- _PROBLEM STATEMENT_
Locate the lines that hold the string "this". Copy every such line.

[Source data]
· · · ·
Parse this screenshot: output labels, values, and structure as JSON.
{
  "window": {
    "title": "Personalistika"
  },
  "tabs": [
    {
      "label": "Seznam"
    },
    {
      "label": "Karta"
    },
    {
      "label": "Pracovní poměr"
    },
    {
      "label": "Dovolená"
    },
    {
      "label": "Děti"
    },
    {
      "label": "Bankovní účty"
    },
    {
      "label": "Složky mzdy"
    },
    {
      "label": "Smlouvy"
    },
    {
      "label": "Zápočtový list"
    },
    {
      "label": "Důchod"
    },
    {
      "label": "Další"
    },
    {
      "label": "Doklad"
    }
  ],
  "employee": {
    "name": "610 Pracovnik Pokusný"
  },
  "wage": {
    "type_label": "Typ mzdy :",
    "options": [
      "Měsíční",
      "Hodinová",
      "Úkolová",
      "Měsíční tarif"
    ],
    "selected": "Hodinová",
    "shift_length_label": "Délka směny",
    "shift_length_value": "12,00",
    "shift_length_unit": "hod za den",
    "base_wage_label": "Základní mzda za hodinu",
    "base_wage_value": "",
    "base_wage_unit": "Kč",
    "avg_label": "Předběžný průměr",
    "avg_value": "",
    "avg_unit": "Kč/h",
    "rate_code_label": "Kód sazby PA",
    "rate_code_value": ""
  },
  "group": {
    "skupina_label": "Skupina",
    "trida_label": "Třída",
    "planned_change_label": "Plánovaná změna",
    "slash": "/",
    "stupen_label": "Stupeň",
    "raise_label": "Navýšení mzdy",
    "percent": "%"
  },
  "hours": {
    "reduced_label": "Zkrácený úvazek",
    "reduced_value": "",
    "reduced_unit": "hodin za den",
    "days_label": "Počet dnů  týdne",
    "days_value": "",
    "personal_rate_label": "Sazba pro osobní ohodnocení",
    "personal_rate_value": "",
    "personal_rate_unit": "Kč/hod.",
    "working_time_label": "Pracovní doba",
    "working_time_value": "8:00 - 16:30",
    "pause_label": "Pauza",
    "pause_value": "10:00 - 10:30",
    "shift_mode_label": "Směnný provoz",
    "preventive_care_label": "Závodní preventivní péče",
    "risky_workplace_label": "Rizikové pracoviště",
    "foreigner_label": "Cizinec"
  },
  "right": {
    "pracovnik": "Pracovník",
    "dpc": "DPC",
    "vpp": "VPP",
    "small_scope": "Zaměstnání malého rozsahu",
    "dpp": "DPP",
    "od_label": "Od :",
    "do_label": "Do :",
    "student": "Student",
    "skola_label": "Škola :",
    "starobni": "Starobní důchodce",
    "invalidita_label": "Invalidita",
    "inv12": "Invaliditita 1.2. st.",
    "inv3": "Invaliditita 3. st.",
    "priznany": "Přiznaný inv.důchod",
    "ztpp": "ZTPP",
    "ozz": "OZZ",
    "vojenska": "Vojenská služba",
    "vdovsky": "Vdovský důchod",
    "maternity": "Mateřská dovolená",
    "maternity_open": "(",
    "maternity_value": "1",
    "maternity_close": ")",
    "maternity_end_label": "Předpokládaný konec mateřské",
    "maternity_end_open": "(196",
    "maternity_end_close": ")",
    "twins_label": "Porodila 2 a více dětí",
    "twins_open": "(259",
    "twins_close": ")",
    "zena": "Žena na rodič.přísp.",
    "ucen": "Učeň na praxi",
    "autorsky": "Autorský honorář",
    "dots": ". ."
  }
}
· · · ·
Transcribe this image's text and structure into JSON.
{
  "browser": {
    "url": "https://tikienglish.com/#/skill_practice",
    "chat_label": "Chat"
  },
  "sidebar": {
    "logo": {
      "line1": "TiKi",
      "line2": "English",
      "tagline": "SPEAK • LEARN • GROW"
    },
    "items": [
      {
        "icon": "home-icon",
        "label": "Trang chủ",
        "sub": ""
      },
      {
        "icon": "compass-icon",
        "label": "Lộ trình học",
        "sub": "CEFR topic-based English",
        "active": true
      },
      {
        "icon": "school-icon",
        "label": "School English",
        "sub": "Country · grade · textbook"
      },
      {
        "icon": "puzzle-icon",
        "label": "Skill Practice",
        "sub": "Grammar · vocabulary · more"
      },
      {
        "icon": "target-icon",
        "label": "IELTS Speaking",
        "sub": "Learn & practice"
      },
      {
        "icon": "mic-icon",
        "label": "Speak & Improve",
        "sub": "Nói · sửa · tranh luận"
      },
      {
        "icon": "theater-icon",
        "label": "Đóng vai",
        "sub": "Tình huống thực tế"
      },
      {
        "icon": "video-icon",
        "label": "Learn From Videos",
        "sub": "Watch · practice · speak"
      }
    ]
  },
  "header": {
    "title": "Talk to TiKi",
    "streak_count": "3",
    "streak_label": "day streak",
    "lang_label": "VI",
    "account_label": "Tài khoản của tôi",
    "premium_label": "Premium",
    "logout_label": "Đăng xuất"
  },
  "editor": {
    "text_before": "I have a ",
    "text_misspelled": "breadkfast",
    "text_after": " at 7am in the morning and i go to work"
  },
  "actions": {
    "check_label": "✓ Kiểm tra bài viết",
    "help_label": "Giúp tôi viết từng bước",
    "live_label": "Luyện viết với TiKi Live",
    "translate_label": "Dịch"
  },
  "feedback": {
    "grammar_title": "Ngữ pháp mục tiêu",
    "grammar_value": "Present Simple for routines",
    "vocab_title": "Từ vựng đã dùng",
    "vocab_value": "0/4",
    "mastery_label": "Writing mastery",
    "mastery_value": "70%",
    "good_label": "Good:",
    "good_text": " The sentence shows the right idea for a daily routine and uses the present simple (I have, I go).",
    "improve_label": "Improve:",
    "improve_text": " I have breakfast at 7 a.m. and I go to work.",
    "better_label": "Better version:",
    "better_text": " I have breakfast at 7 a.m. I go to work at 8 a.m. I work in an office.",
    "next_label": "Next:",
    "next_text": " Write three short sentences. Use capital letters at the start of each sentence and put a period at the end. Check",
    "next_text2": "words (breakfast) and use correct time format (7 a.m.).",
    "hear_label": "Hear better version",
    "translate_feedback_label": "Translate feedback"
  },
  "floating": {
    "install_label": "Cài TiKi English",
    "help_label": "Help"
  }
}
· · · ·
- _FINISHED TASK_
Parse this screenshot: output labels, values, and structure as JSON.
Transcribe this image's text and structure into JSON.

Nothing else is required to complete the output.